• [Brief A]:
List the paragraph numbers that appear in the tribunal decision excerpt below.

22. The claimant argued that she was ‘circumstantially incapacitated’ to make an application for indefinite leave to remain before the expiry of her discretionary leave in August 2013 and that she was ‘possibly uncontrollably [prevented]’ from so doing. She contended that the First-tier Judge had thoroughly considered all circumstances in the round and made a well-reasoned factual judicial finding.
23. That is the basis on which this appeal came before the Upper Tribunal.
Upper Tribunal hearing
24. The oral and written submissions at the hearing are a matter of record and need not be set out in full here. I had access to all of the documents before the First-tier Tribunal. I note from the First-tier Tribunal decision that both parties were represented before the First-tier Tribunal: the permission grant is erroneous in that respect.

• [Brief B]:
Recast the stretch of the records from their start through the line containing "text: less barriers: ess (909, 60, 940, 89)" as a numbered list, leaving out blank lines.

• [Material shown]:
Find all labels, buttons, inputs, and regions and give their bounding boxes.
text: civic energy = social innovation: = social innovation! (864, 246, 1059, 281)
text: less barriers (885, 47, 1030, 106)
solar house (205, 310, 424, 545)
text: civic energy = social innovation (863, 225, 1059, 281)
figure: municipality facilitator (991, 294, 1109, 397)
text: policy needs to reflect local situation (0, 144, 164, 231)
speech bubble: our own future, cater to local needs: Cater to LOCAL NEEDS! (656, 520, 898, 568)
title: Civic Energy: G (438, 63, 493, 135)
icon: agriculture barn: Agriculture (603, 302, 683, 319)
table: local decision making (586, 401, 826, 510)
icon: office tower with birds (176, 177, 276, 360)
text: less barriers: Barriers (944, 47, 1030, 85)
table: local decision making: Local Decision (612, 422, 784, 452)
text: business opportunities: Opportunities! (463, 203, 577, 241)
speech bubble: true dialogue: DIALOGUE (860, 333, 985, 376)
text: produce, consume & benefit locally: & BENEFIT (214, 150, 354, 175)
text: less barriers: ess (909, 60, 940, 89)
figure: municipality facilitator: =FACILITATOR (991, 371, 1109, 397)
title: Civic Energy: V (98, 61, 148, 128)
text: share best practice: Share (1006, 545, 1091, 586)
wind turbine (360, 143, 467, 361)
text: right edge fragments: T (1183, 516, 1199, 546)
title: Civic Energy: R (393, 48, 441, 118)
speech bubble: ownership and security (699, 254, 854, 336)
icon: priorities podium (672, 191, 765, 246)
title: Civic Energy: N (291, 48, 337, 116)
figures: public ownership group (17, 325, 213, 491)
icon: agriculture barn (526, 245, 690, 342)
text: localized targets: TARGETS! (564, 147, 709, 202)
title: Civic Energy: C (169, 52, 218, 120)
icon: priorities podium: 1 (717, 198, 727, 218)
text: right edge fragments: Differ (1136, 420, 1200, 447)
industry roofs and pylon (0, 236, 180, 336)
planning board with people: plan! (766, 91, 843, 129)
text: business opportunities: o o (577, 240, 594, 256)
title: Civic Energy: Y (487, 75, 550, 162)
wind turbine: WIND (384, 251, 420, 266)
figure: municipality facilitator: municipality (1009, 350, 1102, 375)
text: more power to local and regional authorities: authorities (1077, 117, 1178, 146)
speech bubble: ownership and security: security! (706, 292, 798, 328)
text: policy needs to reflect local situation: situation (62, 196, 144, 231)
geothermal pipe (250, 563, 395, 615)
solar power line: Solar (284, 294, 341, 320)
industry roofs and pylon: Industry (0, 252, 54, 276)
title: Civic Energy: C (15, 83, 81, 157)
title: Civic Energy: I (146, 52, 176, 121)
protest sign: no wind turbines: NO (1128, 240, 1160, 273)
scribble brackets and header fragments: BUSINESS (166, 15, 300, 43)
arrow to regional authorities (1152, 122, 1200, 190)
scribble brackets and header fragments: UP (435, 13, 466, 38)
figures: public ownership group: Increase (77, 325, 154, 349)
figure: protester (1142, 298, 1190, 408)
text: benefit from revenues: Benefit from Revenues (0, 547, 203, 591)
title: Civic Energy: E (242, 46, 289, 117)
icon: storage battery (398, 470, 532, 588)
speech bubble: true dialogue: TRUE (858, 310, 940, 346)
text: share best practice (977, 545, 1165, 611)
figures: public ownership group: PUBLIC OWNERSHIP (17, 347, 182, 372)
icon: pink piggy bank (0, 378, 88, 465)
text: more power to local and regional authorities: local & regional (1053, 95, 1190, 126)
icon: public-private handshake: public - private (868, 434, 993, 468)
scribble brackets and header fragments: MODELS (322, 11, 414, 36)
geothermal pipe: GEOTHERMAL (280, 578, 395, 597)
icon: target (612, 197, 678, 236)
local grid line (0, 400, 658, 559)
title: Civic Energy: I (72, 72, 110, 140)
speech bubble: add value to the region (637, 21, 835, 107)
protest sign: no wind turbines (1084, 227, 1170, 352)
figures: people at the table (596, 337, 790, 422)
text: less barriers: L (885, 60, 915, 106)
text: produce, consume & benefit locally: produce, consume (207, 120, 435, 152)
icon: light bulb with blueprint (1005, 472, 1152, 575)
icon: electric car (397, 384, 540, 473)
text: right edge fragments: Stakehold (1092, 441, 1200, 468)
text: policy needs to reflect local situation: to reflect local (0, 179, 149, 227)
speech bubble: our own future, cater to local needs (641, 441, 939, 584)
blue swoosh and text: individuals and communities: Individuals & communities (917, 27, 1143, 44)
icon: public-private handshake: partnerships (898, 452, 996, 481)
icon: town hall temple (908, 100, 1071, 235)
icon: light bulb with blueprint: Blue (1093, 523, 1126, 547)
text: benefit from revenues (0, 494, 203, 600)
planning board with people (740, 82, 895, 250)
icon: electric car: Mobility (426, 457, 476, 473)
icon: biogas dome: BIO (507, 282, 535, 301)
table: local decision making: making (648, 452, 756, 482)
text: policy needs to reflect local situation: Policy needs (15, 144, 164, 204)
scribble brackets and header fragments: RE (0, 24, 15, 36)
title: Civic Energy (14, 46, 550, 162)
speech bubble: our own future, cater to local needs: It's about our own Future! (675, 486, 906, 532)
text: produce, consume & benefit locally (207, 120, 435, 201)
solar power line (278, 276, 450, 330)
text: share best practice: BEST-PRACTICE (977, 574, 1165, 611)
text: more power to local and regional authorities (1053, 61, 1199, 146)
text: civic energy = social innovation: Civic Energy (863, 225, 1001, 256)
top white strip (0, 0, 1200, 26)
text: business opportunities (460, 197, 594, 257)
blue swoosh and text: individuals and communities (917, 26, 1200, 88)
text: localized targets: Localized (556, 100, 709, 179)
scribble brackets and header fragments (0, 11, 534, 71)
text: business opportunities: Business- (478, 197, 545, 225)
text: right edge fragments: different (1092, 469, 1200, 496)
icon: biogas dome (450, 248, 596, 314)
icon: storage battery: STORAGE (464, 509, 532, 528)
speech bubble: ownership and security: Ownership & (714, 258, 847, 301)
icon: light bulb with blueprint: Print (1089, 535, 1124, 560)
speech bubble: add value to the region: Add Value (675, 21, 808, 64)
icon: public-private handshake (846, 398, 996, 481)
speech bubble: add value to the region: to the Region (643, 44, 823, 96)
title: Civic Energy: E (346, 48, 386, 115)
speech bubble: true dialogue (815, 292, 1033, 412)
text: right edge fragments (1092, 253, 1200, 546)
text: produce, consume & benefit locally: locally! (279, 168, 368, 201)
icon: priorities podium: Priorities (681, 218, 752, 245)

• [Written answer A]:
22, 23, 24

• [Written answer B]:
1. Find all labels, buttons, inputs, and regions and give their bounding boxes.
2. text: civic energy = social innovation: = social innovation! (864, 246, 1059, 281)
3. text: less barriers (885, 47, 1030, 106)
4. solar house (205, 310, 424, 545)
5. text: civic energy = social innovation (863, 225, 1059, 281)
6. figure: municipality facilitator (991, 294, 1109, 397)
7. text: policy needs to reflect local situation (0, 144, 164, 231)
8. speech bubble: our own future, cater to local needs: Cater to LOCAL NEEDS! (656, 520, 898, 568)
9. title: Civic Energy: G (438, 63, 493, 135)
10. icon: agriculture barn: Agriculture (603, 302, 683, 319)
11. table: local decision making (586, 401, 826, 510)
12. icon: office tower with birds (176, 177, 276, 360)
13. text: less barriers: Barriers (944, 47, 1030, 85)
14. table: local decision making: Local Decision (612, 422, 784, 452)
15. text: business opportunities: Opportunities! (463, 203, 577, 241)
16. speech bubble: true dialogue: DIALOGUE (860, 333, 985, 376)
17. text: produce, consume & benefit locally: & BENEFIT (214, 150, 354, 175)
18. text: less barriers: ess (909, 60, 940, 89)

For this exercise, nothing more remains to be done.